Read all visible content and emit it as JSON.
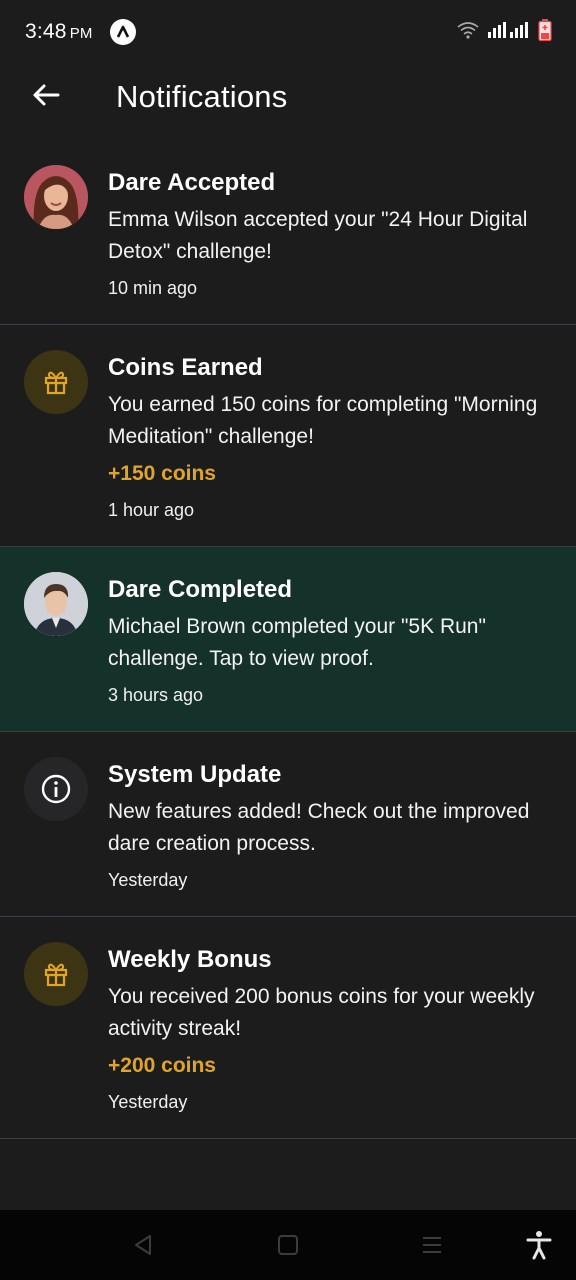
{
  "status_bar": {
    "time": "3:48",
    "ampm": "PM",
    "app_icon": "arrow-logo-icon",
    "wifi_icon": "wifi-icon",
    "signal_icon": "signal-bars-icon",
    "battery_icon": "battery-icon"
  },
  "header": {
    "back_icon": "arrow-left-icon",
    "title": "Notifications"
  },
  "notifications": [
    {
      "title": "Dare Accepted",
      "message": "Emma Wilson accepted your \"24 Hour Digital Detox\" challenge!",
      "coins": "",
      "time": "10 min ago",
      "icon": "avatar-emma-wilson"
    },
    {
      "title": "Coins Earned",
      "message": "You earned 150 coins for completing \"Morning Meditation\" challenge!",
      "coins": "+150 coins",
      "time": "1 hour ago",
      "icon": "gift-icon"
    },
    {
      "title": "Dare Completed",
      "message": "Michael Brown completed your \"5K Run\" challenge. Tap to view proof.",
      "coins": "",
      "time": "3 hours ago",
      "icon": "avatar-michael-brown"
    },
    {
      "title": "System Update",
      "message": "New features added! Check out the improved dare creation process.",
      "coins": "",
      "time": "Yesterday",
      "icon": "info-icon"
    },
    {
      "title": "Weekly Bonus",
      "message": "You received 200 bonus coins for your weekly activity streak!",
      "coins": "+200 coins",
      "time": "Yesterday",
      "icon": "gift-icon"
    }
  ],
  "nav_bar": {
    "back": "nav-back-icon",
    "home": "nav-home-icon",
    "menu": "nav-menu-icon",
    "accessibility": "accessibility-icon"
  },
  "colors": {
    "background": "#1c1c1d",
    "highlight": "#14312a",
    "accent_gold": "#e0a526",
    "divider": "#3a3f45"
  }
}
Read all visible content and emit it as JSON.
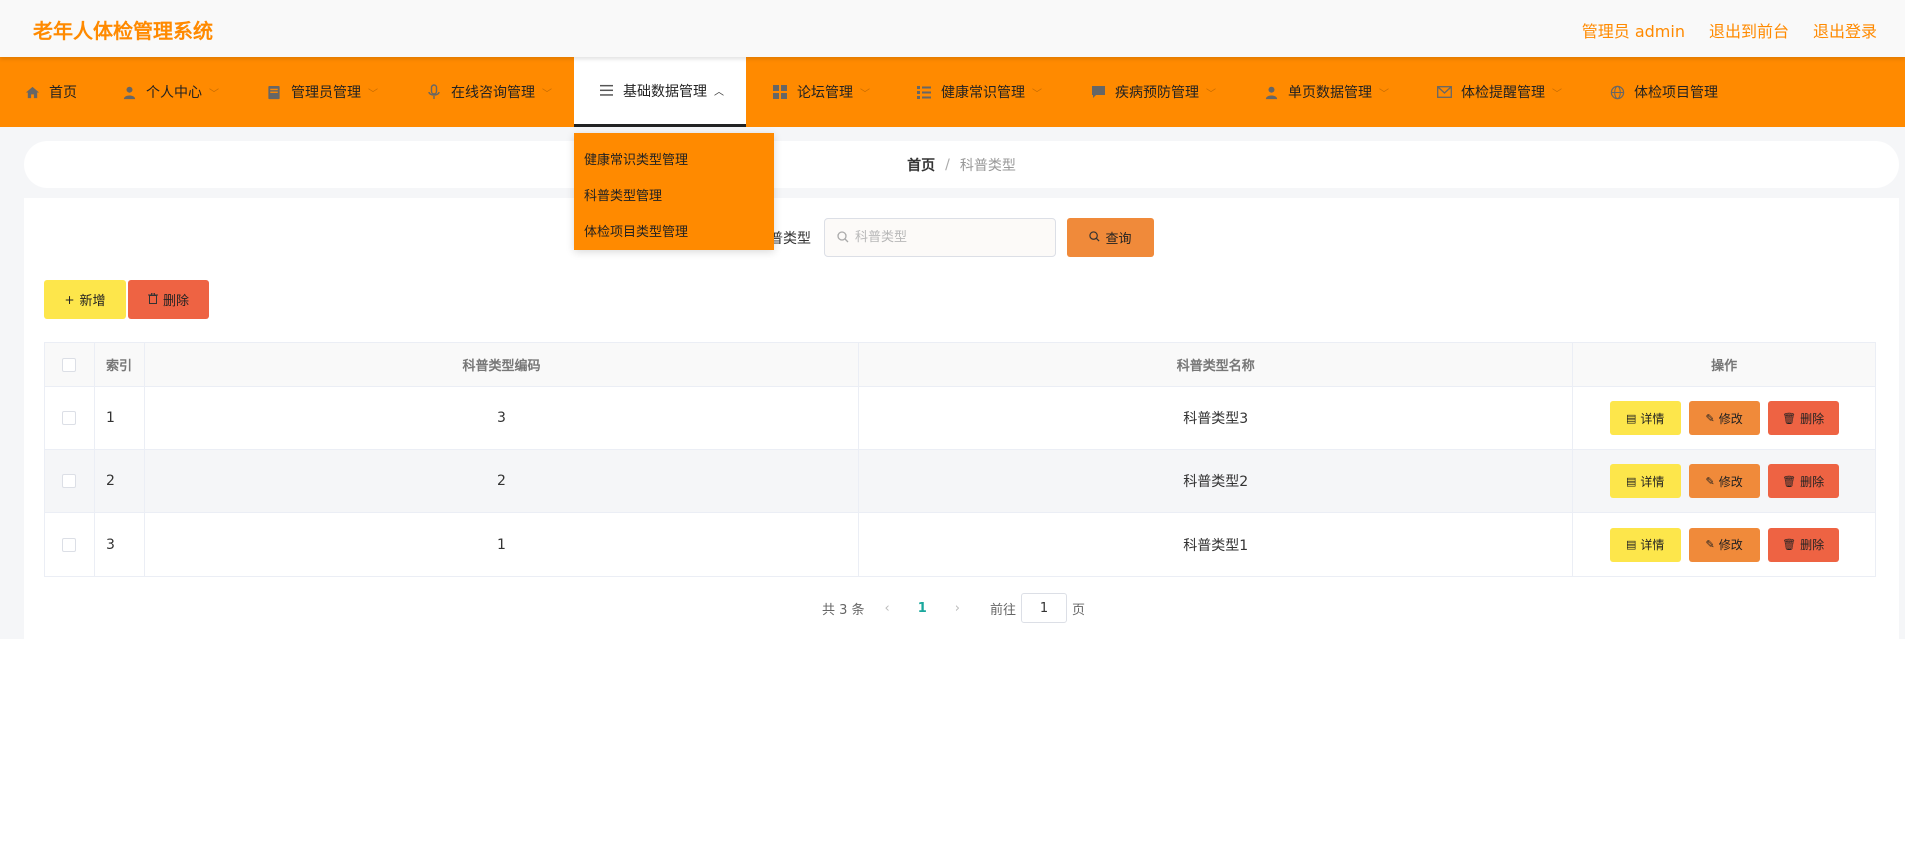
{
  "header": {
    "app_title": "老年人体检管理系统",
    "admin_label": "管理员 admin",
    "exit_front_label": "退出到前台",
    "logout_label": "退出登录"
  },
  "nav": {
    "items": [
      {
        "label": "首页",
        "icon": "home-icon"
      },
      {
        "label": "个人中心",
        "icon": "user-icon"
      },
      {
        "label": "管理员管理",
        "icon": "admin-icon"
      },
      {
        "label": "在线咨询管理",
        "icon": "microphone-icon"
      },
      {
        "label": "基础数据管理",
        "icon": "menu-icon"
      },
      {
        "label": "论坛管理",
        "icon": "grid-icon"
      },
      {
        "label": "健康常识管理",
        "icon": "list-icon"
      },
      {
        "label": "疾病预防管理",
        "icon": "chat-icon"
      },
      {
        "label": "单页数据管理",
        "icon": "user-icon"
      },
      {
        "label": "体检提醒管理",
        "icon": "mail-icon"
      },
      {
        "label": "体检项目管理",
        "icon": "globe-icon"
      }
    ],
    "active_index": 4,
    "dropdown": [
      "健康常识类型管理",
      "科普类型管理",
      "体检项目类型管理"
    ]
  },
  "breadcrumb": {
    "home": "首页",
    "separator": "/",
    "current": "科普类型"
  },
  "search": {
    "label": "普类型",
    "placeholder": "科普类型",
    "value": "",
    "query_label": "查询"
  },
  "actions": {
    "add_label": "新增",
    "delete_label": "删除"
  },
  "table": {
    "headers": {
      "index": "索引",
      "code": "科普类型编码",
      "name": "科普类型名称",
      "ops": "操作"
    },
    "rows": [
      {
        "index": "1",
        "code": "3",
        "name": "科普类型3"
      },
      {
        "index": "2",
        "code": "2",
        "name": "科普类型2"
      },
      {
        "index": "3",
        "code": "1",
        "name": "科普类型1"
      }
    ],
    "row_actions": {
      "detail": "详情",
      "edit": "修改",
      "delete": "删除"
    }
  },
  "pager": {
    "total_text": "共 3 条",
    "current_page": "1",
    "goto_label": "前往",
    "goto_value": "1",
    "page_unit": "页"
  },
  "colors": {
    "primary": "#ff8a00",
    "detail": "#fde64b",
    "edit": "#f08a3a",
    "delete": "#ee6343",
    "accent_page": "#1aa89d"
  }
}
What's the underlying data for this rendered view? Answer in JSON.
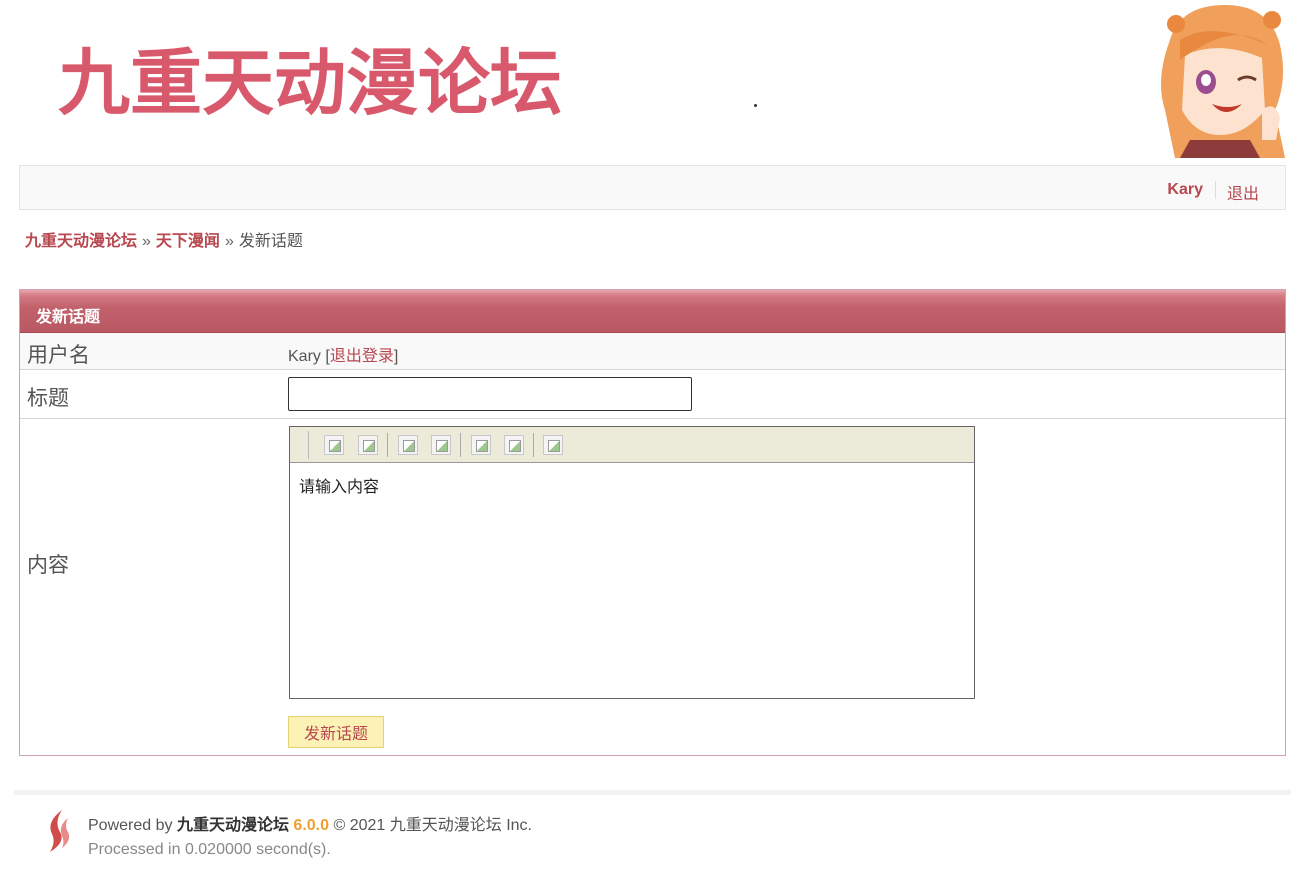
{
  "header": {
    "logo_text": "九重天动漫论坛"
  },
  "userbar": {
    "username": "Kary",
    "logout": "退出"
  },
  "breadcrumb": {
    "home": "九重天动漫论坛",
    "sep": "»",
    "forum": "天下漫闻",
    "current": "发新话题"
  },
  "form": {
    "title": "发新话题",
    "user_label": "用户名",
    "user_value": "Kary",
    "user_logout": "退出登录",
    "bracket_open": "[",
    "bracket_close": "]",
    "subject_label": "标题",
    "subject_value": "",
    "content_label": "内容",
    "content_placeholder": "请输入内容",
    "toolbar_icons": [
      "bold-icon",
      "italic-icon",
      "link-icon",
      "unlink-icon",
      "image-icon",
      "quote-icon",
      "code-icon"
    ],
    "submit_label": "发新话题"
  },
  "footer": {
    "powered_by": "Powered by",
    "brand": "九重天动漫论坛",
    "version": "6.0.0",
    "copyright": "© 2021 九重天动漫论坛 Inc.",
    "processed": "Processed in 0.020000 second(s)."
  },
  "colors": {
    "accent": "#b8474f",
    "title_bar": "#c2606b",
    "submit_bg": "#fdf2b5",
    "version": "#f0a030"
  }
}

──────

## DIRECTIONS
Copy all of the entries verbatim, leaving out any pictures they contain.

## WRITTEN RESPONSE
Read all visible content and emit it as JSON.
{
  "status_bar": {
    "time": "3:48",
    "ampm": "PM",
    "app_icon": "arrow-logo-icon",
    "wifi_icon": "wifi-icon",
    "signal_icon": "signal-bars-icon",
    "battery_icon": "battery-icon"
  },
  "header": {
    "back_icon": "arrow-left-icon",
    "title": "Notifications"
  },
  "notifications": [
    {
      "title": "Dare Accepted",
      "message": "Emma Wilson accepted your \"24 Hour Digital Detox\" challenge!",
      "coins": "",
      "time": "10 min ago",
      "icon": "avatar-emma-wilson"
    },
    {
      "title": "Coins Earned",
      "message": "You earned 150 coins for completing \"Morning Meditation\" challenge!",
      "coins": "+150 coins",
      "time": "1 hour ago",
      "icon": "gift-icon"
    },
    {
      "title": "Dare Completed",
      "message": "Michael Brown completed your \"5K Run\" challenge. Tap to view proof.",
      "coins": "",
      "time": "3 hours ago",
      "icon": "avatar-michael-brown"
    },
    {
      "title": "System Update",
      "message": "New features added! Check out the improved dare creation process.",
      "coins": "",
      "time": "Yesterday",
      "icon": "info-icon"
    },
    {
      "title": "Weekly Bonus",
      "message": "You received 200 bonus coins for your weekly activity streak!",
      "coins": "+200 coins",
      "time": "Yesterday",
      "icon": "gift-icon"
    }
  ],
  "nav_bar": {
    "back": "nav-back-icon",
    "home": "nav-home-icon",
    "menu": "nav-menu-icon",
    "accessibility": "accessibility-icon"
  },
  "colors": {
    "background": "#1c1c1d",
    "highlight": "#14312a",
    "accent_gold": "#e0a526",
    "divider": "#3a3f45"
  }
}
Read all visible content and emit it as JSON.
{
  "header": {
    "app_title": "老年人体检管理系统",
    "admin_label": "管理员 admin",
    "exit_front_label": "退出到前台",
    "logout_label": "退出登录"
  },
  "nav": {
    "items": [
      {
        "label": "首页",
        "icon": "home-icon"
      },
      {
        "label": "个人中心",
        "icon": "user-icon"
      },
      {
        "label": "管理员管理",
        "icon": "admin-icon"
      },
      {
        "label": "在线咨询管理",
        "icon": "microphone-icon"
      },
      {
        "label": "基础数据管理",
        "icon": "menu-icon"
      },
      {
        "label": "论坛管理",
        "icon": "grid-icon"
      },
      {
        "label": "健康常识管理",
        "icon": "list-icon"
      },
      {
        "label": "疾病预防管理",
        "icon": "chat-icon"
      },
      {
        "label": "单页数据管理",
        "icon": "user-icon"
      },
      {
        "label": "体检提醒管理",
        "icon": "mail-icon"
      },
      {
        "label": "体检项目管理",
        "icon": "globe-icon"
      }
    ],
    "active_index": 4,
    "dropdown": [
      "健康常识类型管理",
      "科普类型管理",
      "体检项目类型管理"
    ]
  },
  "breadcrumb": {
    "home": "首页",
    "separator": "/",
    "current": "科普类型"
  },
  "search": {
    "label": "普类型",
    "placeholder": "科普类型",
    "value": "",
    "query_label": "查询"
  },
  "actions": {
    "add_label": "新增",
    "delete_label": "删除"
  },
  "table": {
    "headers": {
      "index": "索引",
      "code": "科普类型编码",
      "name": "科普类型名称",
      "ops": "操作"
    },
    "rows": [
      {
        "index": "1",
        "code": "3",
        "name": "科普类型3"
      },
      {
        "index": "2",
        "code": "2",
        "name": "科普类型2"
      },
      {
        "index": "3",
        "code": "1",
        "name": "科普类型1"
      }
    ],
    "row_actions": {
      "detail": "详情",
      "edit": "修改",
      "delete": "删除"
    }
  },
  "pager": {
    "total_text": "共 3 条",
    "current_page": "1",
    "goto_label": "前往",
    "goto_value": "1",
    "page_unit": "页"
  },
  "colors": {
    "primary": "#ff8a00",
    "detail": "#fde64b",
    "edit": "#f08a3a",
    "delete": "#ee6343",
    "accent_page": "#1aa89d"
  }
}
What's the underlying data for this rendered view? Answer in JSON.
{
  "header": {
    "logo_text": "九重天动漫论坛"
  },
  "userbar": {
    "username": "Kary",
    "logout": "退出"
  },
  "breadcrumb": {
    "home": "九重天动漫论坛",
    "sep": "»",
    "forum": "天下漫闻",
    "current": "发新话题"
  },
  "form": {
    "title": "发新话题",
    "user_label": "用户名",
    "user_value": "Kary",
    "user_logout": "退出登录",
    "bracket_open": "[",
    "bracket_close": "]",
    "subject_label": "标题",
    "subject_value": "",
    "content_label": "内容",
    "content_placeholder": "请输入内容",
    "toolbar_icons": [
      "bold-icon",
      "italic-icon",
      "link-icon",
      "unlink-icon",
      "image-icon",
      "quote-icon",
      "code-icon"
    ],
    "submit_label": "发新话题"
  },
  "footer": {
    "powered_by": "Powered by",
    "brand": "九重天动漫论坛",
    "version": "6.0.0",
    "copyright": "© 2021 九重天动漫论坛 Inc.",
    "processed": "Processed in 0.020000 second(s)."
  },
  "colors": {
    "accent": "#b8474f",
    "title_bar": "#c2606b",
    "submit_bg": "#fdf2b5",
    "version": "#f0a030"
  }
}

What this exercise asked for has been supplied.